**Records from a dataset**
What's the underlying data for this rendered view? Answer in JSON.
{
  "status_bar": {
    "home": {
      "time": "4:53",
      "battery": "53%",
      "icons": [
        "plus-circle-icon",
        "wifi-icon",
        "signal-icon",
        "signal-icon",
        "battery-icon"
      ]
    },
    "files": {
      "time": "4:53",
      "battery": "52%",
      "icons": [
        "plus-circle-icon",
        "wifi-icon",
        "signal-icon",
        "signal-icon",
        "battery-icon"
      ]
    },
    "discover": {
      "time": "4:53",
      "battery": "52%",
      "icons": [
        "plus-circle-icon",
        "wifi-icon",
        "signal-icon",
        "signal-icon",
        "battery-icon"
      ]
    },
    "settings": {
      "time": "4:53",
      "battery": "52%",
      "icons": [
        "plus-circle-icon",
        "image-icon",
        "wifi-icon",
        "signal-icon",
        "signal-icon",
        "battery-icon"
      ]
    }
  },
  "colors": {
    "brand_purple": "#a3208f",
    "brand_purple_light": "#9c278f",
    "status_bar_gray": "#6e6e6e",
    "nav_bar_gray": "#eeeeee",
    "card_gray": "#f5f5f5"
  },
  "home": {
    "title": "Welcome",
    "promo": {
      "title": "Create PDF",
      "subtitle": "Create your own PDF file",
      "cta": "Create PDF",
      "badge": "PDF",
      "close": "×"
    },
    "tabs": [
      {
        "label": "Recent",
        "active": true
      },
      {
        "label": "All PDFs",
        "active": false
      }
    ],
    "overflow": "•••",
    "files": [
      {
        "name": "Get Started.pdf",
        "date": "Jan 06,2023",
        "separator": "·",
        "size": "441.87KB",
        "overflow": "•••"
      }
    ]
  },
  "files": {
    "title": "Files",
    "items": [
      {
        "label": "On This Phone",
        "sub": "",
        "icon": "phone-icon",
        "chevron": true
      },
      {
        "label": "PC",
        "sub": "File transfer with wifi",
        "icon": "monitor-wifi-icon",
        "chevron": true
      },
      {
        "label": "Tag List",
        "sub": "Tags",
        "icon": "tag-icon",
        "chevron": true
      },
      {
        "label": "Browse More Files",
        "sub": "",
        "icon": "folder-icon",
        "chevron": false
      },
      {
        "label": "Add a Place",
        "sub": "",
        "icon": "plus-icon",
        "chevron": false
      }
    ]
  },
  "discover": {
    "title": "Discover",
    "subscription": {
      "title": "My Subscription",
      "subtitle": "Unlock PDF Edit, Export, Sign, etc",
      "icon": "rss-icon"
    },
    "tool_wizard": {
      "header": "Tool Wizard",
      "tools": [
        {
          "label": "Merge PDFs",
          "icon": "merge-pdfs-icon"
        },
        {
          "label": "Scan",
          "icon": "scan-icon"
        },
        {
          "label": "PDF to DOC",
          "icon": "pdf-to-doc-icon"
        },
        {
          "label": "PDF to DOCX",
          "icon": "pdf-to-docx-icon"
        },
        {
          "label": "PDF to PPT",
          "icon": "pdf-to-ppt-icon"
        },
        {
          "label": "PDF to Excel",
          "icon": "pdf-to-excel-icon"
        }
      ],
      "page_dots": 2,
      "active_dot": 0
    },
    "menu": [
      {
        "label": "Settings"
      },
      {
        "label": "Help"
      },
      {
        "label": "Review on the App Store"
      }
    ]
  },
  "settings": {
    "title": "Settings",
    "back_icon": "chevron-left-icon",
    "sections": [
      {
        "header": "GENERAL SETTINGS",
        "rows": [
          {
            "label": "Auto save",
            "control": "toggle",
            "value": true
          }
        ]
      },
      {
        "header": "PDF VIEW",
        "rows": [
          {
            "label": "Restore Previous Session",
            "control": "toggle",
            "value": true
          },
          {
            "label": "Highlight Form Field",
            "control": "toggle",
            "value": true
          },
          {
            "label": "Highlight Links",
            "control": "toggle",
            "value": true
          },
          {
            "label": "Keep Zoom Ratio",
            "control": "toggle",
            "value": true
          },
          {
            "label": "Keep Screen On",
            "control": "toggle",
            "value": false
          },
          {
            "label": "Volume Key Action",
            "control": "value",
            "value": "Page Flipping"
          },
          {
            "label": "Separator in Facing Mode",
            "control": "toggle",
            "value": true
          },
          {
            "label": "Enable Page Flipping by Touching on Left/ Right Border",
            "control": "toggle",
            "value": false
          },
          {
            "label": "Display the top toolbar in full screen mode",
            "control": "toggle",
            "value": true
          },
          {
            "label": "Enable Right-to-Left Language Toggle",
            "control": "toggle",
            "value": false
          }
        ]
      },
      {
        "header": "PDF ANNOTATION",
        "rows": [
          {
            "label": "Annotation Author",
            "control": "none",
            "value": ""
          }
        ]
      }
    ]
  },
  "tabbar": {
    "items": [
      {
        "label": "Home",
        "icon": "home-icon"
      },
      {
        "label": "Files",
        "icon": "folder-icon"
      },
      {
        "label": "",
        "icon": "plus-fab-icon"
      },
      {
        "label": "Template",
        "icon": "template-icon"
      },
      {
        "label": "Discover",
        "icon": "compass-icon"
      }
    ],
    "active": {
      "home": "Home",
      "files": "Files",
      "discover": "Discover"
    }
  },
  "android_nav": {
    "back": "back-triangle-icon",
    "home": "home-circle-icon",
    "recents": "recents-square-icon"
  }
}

**What is asked**
Repeat the entries exactly, all of them.

**Task answer**
What's the underlying data for this rendered view? Answer in JSON.
{
  "status_bar": {
    "home": {
      "time": "4:53",
      "battery": "53%",
      "icons": [
        "plus-circle-icon",
        "wifi-icon",
        "signal-icon",
        "signal-icon",
        "battery-icon"
      ]
    },
    "files": {
      "time": "4:53",
      "battery": "52%",
      "icons": [
        "plus-circle-icon",
        "wifi-icon",
        "signal-icon",
        "signal-icon",
        "battery-icon"
      ]
    },
    "discover": {
      "time": "4:53",
      "battery": "52%",
      "icons": [
        "plus-circle-icon",
        "wifi-icon",
        "signal-icon",
        "signal-icon",
        "battery-icon"
      ]
    },
    "settings": {
      "time": "4:53",
      "battery": "52%",
      "icons": [
        "plus-circle-icon",
        "image-icon",
        "wifi-icon",
        "signal-icon",
        "signal-icon",
        "battery-icon"
      ]
    }
  },
  "colors": {
    "brand_purple": "#a3208f",
    "brand_purple_light": "#9c278f",
    "status_bar_gray": "#6e6e6e",
    "nav_bar_gray": "#eeeeee",
    "card_gray": "#f5f5f5"
  },
  "home": {
    "title": "Welcome",
    "promo": {
      "title": "Create PDF",
      "subtitle": "Create your own PDF file",
      "cta": "Create PDF",
      "badge": "PDF",
      "close": "×"
    },
    "tabs": [
      {
        "label": "Recent",
        "active": true
      },
      {
        "label": "All PDFs",
        "active": false
      }
    ],
    "overflow": "•••",
    "files": [
      {
        "name": "Get Started.pdf",
        "date": "Jan 06,2023",
        "separator": "·",
        "size": "441.87KB",
        "overflow": "•••"
      }
    ]
  },
  "files": {
    "title": "Files",
    "items": [
      {
        "label": "On This Phone",
        "sub": "",
        "icon": "phone-icon",
        "chevron": true
      },
      {
        "label": "PC",
        "sub": "File transfer with wifi",
        "icon": "monitor-wifi-icon",
        "chevron": true
      },
      {
        "label": "Tag List",
        "sub": "Tags",
        "icon": "tag-icon",
        "chevron": true
      },
      {
        "label": "Browse More Files",
        "sub": "",
        "icon": "folder-icon",
        "chevron": false
      },
      {
        "label": "Add a Place",
        "sub": "",
        "icon": "plus-icon",
        "chevron": false
      }
    ]
  },
  "discover": {
    "title": "Discover",
    "subscription": {
      "title": "My Subscription",
      "subtitle": "Unlock PDF Edit, Export, Sign, etc",
      "icon": "rss-icon"
    },
    "tool_wizard": {
      "header": "Tool Wizard",
      "tools": [
        {
          "label": "Merge PDFs",
          "icon": "merge-pdfs-icon"
        },
        {
          "label": "Scan",
          "icon": "scan-icon"
        },
        {
          "label": "PDF to DOC",
          "icon": "pdf-to-doc-icon"
        },
        {
          "label": "PDF to DOCX",
          "icon": "pdf-to-docx-icon"
        },
        {
          "label": "PDF to PPT",
          "icon": "pdf-to-ppt-icon"
        },
        {
          "label": "PDF to Excel",
          "icon": "pdf-to-excel-icon"
        }
      ],
      "page_dots": 2,
      "active_dot": 0
    },
    "menu": [
      {
        "label": "Settings"
      },
      {
        "label": "Help"
      },
      {
        "label": "Review on the App Store"
      }
    ]
  },
  "settings": {
    "title": "Settings",
    "back_icon": "chevron-left-icon",
    "sections": [
      {
        "header": "GENERAL SETTINGS",
        "rows": [
          {
            "label": "Auto save",
            "control": "toggle",
            "value": true
          }
        ]
      },
      {
        "header": "PDF VIEW",
        "rows": [
          {
            "label": "Restore Previous Session",
            "control": "toggle",
            "value": true
          },
          {
            "label": "Highlight Form Field",
            "control": "toggle",
            "value": true
          },
          {
            "label": "Highlight Links",
            "control": "toggle",
            "value": true
          },
          {
            "label": "Keep Zoom Ratio",
            "control": "toggle",
            "value": true
          },
          {
            "label": "Keep Screen On",
            "control": "toggle",
            "value": false
          },
          {
            "label": "Volume Key Action",
            "control": "value",
            "value": "Page Flipping"
          },
          {
            "label": "Separator in Facing Mode",
            "control": "toggle",
            "value": true
          },
          {
            "label": "Enable Page Flipping by Touching on Left/ Right Border",
            "control": "toggle",
            "value": false
          },
          {
            "label": "Display the top toolbar in full screen mode",
            "control": "toggle",
            "value": true
          },
          {
            "label": "Enable Right-to-Left Language Toggle",
            "control": "toggle",
            "value": false
          }
        ]
      },
      {
        "header": "PDF ANNOTATION",
        "rows": [
          {
            "label": "Annotation Author",
            "control": "none",
            "value": ""
          }
        ]
      }
    ]
  },
  "tabbar": {
    "items": [
      {
        "label": "Home",
        "icon": "home-icon"
      },
      {
        "label": "Files",
        "icon": "folder-icon"
      },
      {
        "label": "",
        "icon": "plus-fab-icon"
      },
      {
        "label": "Template",
        "icon": "template-icon"
      },
      {
        "label": "Discover",
        "icon": "compass-icon"
      }
    ],
    "active": {
      "home": "Home",
      "files": "Files",
      "discover": "Discover"
    }
  },
  "android_nav": {
    "back": "back-triangle-icon",
    "home": "home-circle-icon",
    "recents": "recents-square-icon"
  }
}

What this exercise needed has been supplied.